§ **Instructions for the task**:
In the material below, find each line holding the string "oraz" and copy it.

Data entries

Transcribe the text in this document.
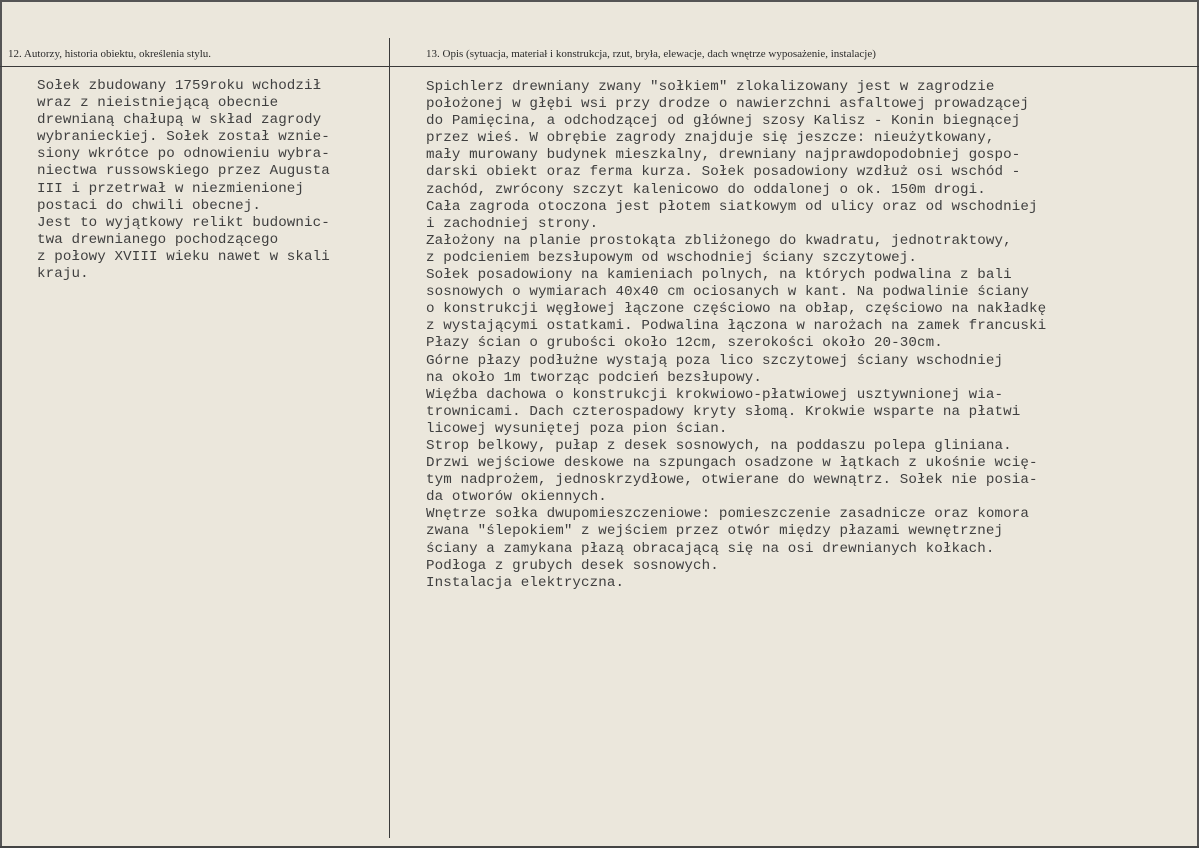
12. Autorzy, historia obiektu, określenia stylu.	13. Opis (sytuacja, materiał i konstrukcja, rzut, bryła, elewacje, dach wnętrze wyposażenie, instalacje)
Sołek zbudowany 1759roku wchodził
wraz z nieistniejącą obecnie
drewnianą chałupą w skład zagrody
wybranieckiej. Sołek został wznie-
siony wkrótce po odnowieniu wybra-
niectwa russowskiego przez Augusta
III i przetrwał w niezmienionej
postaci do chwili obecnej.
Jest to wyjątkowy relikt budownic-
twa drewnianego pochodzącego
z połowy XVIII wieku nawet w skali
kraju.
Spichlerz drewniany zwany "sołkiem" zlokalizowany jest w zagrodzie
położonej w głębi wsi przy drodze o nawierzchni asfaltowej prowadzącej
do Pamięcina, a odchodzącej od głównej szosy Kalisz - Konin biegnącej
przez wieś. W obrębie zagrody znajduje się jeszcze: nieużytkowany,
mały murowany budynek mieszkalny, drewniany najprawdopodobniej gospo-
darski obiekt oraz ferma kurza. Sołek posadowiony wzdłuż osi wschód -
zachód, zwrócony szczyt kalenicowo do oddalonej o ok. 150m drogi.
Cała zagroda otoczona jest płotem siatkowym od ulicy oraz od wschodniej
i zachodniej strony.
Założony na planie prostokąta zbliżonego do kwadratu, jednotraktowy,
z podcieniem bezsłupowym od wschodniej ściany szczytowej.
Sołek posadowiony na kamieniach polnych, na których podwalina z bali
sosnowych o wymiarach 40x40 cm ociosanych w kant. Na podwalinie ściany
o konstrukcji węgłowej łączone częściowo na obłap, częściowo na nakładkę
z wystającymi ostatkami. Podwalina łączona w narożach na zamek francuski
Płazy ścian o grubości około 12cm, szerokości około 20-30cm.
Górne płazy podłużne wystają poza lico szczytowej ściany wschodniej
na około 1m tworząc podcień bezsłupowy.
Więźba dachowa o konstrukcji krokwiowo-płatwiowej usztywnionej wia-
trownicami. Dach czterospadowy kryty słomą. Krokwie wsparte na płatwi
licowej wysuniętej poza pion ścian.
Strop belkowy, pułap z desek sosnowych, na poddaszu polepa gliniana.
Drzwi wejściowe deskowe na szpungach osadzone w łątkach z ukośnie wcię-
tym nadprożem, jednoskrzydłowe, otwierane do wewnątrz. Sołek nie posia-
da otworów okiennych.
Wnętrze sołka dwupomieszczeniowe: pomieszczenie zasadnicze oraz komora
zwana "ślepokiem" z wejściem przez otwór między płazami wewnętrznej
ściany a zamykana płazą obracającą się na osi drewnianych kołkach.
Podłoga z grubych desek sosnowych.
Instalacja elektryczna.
==
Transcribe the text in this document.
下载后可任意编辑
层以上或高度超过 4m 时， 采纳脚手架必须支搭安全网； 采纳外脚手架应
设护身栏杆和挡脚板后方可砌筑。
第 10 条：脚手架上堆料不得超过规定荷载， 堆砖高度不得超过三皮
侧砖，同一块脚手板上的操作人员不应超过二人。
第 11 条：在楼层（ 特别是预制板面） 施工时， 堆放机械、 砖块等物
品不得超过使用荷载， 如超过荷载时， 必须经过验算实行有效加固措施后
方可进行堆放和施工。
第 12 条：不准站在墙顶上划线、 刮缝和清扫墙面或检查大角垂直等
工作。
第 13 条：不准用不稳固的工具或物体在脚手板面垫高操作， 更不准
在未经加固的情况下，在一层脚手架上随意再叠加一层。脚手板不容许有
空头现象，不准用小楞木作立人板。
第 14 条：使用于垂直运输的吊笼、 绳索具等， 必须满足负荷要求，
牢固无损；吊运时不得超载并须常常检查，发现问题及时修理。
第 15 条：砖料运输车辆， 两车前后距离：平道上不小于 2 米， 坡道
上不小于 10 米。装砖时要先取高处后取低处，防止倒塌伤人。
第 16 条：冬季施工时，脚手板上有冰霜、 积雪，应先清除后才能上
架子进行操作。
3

§ **Finished exercise**:
darski obiekt oraz ferma kurza. Sołek posadowiony wzdłuż osi wschód -
Cała zagroda otoczona jest płotem siatkowym od ulicy oraz od wschodniej
Wnętrze sołka dwupomieszczeniowe: pomieszczenie zasadnicze oraz komora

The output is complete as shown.